Start of Exercise data
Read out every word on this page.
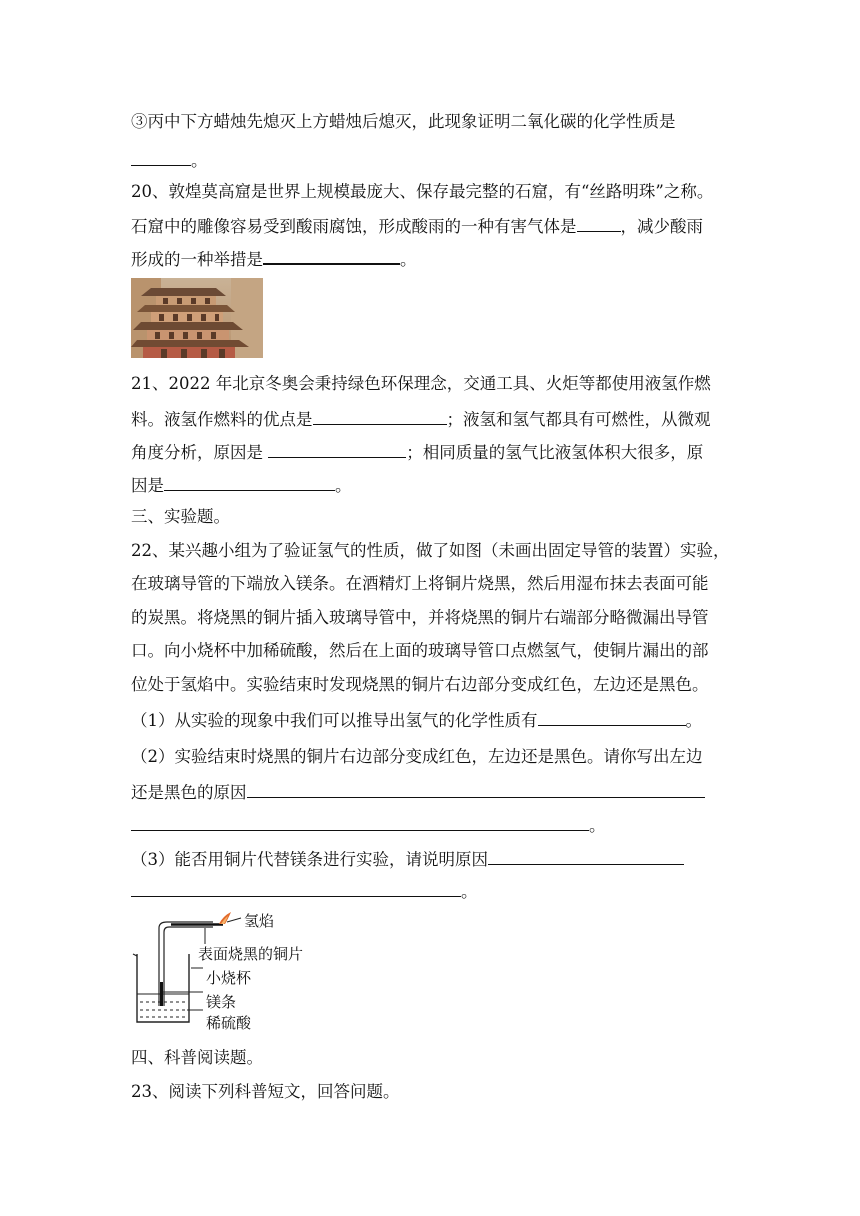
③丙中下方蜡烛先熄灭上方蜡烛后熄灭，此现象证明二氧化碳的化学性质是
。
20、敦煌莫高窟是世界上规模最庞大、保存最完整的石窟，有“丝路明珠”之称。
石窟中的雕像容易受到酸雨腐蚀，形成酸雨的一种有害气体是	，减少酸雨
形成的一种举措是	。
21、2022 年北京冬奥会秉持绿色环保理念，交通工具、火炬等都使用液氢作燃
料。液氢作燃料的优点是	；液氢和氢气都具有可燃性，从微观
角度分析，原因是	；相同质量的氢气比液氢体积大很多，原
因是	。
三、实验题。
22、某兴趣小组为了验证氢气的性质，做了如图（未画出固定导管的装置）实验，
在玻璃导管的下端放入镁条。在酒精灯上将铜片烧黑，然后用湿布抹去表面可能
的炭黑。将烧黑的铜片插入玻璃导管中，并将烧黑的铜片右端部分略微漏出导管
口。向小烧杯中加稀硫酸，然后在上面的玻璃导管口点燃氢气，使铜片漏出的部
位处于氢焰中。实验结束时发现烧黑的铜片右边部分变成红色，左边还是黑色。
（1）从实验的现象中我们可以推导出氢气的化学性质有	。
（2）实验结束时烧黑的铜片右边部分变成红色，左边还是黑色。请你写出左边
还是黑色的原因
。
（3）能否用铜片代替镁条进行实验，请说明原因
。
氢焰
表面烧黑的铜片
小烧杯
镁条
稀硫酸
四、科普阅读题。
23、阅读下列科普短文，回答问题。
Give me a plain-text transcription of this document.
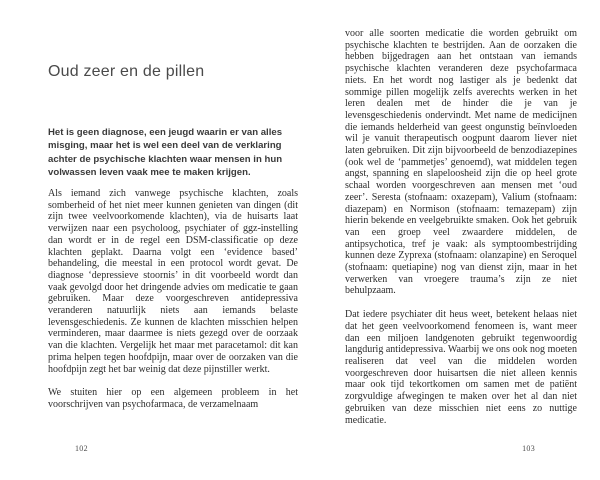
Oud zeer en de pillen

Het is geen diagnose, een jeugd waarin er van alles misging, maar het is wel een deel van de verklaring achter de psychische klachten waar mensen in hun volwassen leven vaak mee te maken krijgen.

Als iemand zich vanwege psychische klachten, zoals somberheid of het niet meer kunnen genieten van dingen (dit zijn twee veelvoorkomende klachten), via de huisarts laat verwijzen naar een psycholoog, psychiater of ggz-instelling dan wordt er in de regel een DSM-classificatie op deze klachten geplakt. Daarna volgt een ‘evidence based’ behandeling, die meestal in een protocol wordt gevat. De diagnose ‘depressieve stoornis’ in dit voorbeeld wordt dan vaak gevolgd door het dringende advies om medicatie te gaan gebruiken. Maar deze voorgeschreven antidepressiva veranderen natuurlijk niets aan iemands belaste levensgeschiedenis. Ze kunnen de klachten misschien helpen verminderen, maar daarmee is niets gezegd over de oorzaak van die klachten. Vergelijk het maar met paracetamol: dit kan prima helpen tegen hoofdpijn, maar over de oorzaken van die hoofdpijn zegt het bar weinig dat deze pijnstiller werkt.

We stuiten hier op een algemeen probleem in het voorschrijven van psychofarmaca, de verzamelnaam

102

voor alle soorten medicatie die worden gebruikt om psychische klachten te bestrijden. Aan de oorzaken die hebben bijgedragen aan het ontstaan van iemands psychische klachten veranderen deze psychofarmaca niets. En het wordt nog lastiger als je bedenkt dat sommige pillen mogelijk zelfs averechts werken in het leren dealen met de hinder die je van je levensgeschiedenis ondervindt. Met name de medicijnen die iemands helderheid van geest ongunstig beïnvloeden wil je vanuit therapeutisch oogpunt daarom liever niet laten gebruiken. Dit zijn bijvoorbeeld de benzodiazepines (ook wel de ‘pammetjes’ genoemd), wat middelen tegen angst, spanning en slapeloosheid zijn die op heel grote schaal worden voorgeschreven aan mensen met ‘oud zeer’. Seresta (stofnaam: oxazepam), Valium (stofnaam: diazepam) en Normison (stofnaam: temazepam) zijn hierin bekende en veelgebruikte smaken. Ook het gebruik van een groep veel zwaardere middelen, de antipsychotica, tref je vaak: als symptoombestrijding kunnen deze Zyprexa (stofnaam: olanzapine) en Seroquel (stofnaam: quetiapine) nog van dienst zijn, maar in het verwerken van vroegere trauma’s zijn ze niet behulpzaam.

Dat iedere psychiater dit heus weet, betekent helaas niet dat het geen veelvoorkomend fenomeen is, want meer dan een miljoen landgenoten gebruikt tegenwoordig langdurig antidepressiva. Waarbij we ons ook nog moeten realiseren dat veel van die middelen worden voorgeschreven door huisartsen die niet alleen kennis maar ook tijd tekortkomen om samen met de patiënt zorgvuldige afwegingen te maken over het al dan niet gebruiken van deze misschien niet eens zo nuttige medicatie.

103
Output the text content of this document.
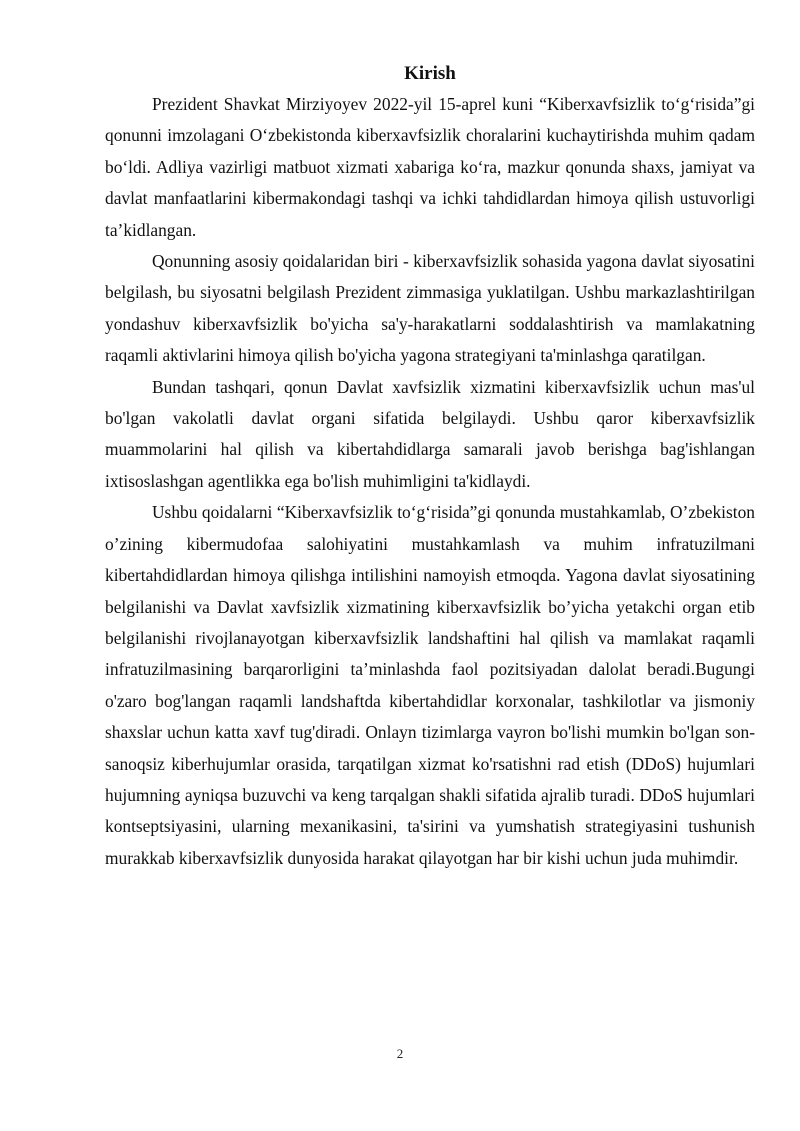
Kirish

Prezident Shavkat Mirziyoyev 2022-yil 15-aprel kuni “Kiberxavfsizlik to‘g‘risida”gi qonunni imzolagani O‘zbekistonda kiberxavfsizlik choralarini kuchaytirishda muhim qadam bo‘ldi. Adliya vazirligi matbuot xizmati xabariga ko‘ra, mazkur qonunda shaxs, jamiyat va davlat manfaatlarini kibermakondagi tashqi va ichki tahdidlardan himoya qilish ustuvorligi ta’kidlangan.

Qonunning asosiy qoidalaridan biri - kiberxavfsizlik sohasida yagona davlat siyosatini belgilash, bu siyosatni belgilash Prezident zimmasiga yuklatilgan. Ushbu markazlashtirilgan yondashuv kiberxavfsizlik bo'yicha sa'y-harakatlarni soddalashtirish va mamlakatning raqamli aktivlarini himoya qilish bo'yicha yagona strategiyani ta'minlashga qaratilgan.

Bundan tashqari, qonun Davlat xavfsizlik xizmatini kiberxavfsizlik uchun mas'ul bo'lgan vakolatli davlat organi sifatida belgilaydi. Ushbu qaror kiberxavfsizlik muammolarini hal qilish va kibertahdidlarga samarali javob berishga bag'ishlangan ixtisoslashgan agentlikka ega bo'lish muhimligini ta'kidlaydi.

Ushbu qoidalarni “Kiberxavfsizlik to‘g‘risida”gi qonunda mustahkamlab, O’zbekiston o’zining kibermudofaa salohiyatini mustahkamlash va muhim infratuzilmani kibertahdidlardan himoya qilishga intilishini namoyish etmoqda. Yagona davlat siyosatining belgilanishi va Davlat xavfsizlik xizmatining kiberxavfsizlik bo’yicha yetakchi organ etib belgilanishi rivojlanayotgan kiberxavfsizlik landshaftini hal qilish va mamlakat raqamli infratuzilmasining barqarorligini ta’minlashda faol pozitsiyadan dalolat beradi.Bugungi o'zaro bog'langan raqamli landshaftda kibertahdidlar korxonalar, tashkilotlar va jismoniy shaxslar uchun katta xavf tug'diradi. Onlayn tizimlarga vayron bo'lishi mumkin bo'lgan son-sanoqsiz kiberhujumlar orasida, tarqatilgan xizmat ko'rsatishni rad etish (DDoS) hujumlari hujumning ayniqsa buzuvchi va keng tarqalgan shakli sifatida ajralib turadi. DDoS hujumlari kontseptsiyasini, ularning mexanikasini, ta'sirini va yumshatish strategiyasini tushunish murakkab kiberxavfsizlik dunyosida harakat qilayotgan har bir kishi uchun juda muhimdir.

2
End of Exercise data
## Requirement
Can the entries above be repeated exactly, without their pictures?

## Response to the exercise
Read out every word on this page.
③丙中下方蜡烛先熄灭上方蜡烛后熄灭，此现象证明二氧化碳的化学性质是
。
20、敦煌莫高窟是世界上规模最庞大、保存最完整的石窟，有“丝路明珠”之称。
石窟中的雕像容易受到酸雨腐蚀，形成酸雨的一种有害气体是	，减少酸雨
形成的一种举措是	。
21、2022 年北京冬奥会秉持绿色环保理念，交通工具、火炬等都使用液氢作燃
料。液氢作燃料的优点是	；液氢和氢气都具有可燃性，从微观
角度分析，原因是	；相同质量的氢气比液氢体积大很多，原
因是	。
三、实验题。
22、某兴趣小组为了验证氢气的性质，做了如图（未画出固定导管的装置）实验，
在玻璃导管的下端放入镁条。在酒精灯上将铜片烧黑，然后用湿布抹去表面可能
的炭黑。将烧黑的铜片插入玻璃导管中，并将烧黑的铜片右端部分略微漏出导管
口。向小烧杯中加稀硫酸，然后在上面的玻璃导管口点燃氢气，使铜片漏出的部
位处于氢焰中。实验结束时发现烧黑的铜片右边部分变成红色，左边还是黑色。
（1）从实验的现象中我们可以推导出氢气的化学性质有	。
（2）实验结束时烧黑的铜片右边部分变成红色，左边还是黑色。请你写出左边
还是黑色的原因
。
（3）能否用铜片代替镁条进行实验，请说明原因
。
氢焰
表面烧黑的铜片
小烧杯
镁条
稀硫酸
四、科普阅读题。
23、阅读下列科普短文，回答问题。
Give me a plain-text transcription of this document.
Oud zeer en de pillen

Het is geen diagnose, een jeugd waarin er van alles misging, maar het is wel een deel van de verklaring achter de psychische klachten waar mensen in hun volwassen leven vaak mee te maken krijgen.

Als iemand zich vanwege psychische klachten, zoals somberheid of het niet meer kunnen genieten van dingen (dit zijn twee veelvoorkomende klachten), via de huisarts laat verwijzen naar een psycholoog, psychiater of ggz-instelling dan wordt er in de regel een DSM-classificatie op deze klachten geplakt. Daarna volgt een ‘evidence based’ behandeling, die meestal in een protocol wordt gevat. De diagnose ‘depressieve stoornis’ in dit voorbeeld wordt dan vaak gevolgd door het dringende advies om medicatie te gaan gebruiken. Maar deze voorgeschreven antidepressiva veranderen natuurlijk niets aan iemands belaste levensgeschiedenis. Ze kunnen de klachten misschien helpen verminderen, maar daarmee is niets gezegd over de oorzaak van die klachten. Vergelijk het maar met paracetamol: dit kan prima helpen tegen hoofdpijn, maar over de oorzaken van die hoofdpijn zegt het bar weinig dat deze pijnstiller werkt.

We stuiten hier op een algemeen probleem in het voorschrijven van psychofarmaca, de verzamelnaam

102

voor alle soorten medicatie die worden gebruikt om psychische klachten te bestrijden. Aan de oorzaken die hebben bijgedragen aan het ontstaan van iemands psychische klachten veranderen deze psychofarmaca niets. En het wordt nog lastiger als je bedenkt dat sommige pillen mogelijk zelfs averechts werken in het leren dealen met de hinder die je van je levensgeschiedenis ondervindt. Met name de medicijnen die iemands helderheid van geest ongunstig beïnvloeden wil je vanuit therapeutisch oogpunt daarom liever niet laten gebruiken. Dit zijn bijvoorbeeld de benzodiazepines (ook wel de ‘pammetjes’ genoemd), wat middelen tegen angst, spanning en slapeloosheid zijn die op heel grote schaal worden voorgeschreven aan mensen met ‘oud zeer’. Seresta (stofnaam: oxazepam), Valium (stofnaam: diazepam) en Normison (stofnaam: temazepam) zijn hierin bekende en veelgebruikte smaken. Ook het gebruik van een groep veel zwaardere middelen, de antipsychotica, tref je vaak: als symptoombestrijding kunnen deze Zyprexa (stofnaam: olanzapine) en Seroquel (stofnaam: quetiapine) nog van dienst zijn, maar in het verwerken van vroegere trauma’s zijn ze niet behulpzaam.

Dat iedere psychiater dit heus weet, betekent helaas niet dat het geen veelvoorkomend fenomeen is, want meer dan een miljoen landgenoten gebruikt tegenwoordig langdurig antidepressiva. Waarbij we ons ook nog moeten realiseren dat veel van die middelen worden voorgeschreven door huisartsen die niet alleen kennis maar ook tijd tekortkomen om samen met de patiënt zorgvuldige afwegingen te maken over het al dan niet gebruiken van deze misschien niet eens zo nuttige medicatie.

103
Output the text content of this document.
Kirish

Prezident Shavkat Mirziyoyev 2022-yil 15-aprel kuni “Kiberxavfsizlik to‘g‘risida”gi qonunni imzolagani O‘zbekistonda kiberxavfsizlik choralarini kuchaytirishda muhim qadam bo‘ldi. Adliya vazirligi matbuot xizmati xabariga ko‘ra, mazkur qonunda shaxs, jamiyat va davlat manfaatlarini kibermakondagi tashqi va ichki tahdidlardan himoya qilish ustuvorligi ta’kidlangan.

Qonunning asosiy qoidalaridan biri - kiberxavfsizlik sohasida yagona davlat siyosatini belgilash, bu siyosatni belgilash Prezident zimmasiga yuklatilgan. Ushbu markazlashtirilgan yondashuv kiberxavfsizlik bo'yicha sa'y-harakatlarni soddalashtirish va mamlakatning raqamli aktivlarini himoya qilish bo'yicha yagona strategiyani ta'minlashga qaratilgan.

Bundan tashqari, qonun Davlat xavfsizlik xizmatini kiberxavfsizlik uchun mas'ul bo'lgan vakolatli davlat organi sifatida belgilaydi. Ushbu qaror kiberxavfsizlik muammolarini hal qilish va kibertahdidlarga samarali javob berishga bag'ishlangan ixtisoslashgan agentlikka ega bo'lish muhimligini ta'kidlaydi.

Ushbu qoidalarni “Kiberxavfsizlik to‘g‘risida”gi qonunda mustahkamlab, O’zbekiston o’zining kibermudofaa salohiyatini mustahkamlash va muhim infratuzilmani kibertahdidlardan himoya qilishga intilishini namoyish etmoqda. Yagona davlat siyosatining belgilanishi va Davlat xavfsizlik xizmatining kiberxavfsizlik bo’yicha yetakchi organ etib belgilanishi rivojlanayotgan kiberxavfsizlik landshaftini hal qilish va mamlakat raqamli infratuzilmasining barqarorligini ta’minlashda faol pozitsiyadan dalolat beradi.Bugungi o'zaro bog'langan raqamli landshaftda kibertahdidlar korxonalar, tashkilotlar va jismoniy shaxslar uchun katta xavf tug'diradi. Onlayn tizimlarga vayron bo'lishi mumkin bo'lgan son-sanoqsiz kiberhujumlar orasida, tarqatilgan xizmat ko'rsatishni rad etish (DDoS) hujumlari hujumning ayniqsa buzuvchi va keng tarqalgan shakli sifatida ajralib turadi. DDoS hujumlari kontseptsiyasini, ularning mexanikasini, ta'sirini va yumshatish strategiyasini tushunish murakkab kiberxavfsizlik dunyosida harakat qilayotgan har bir kishi uchun juda muhimdir.

2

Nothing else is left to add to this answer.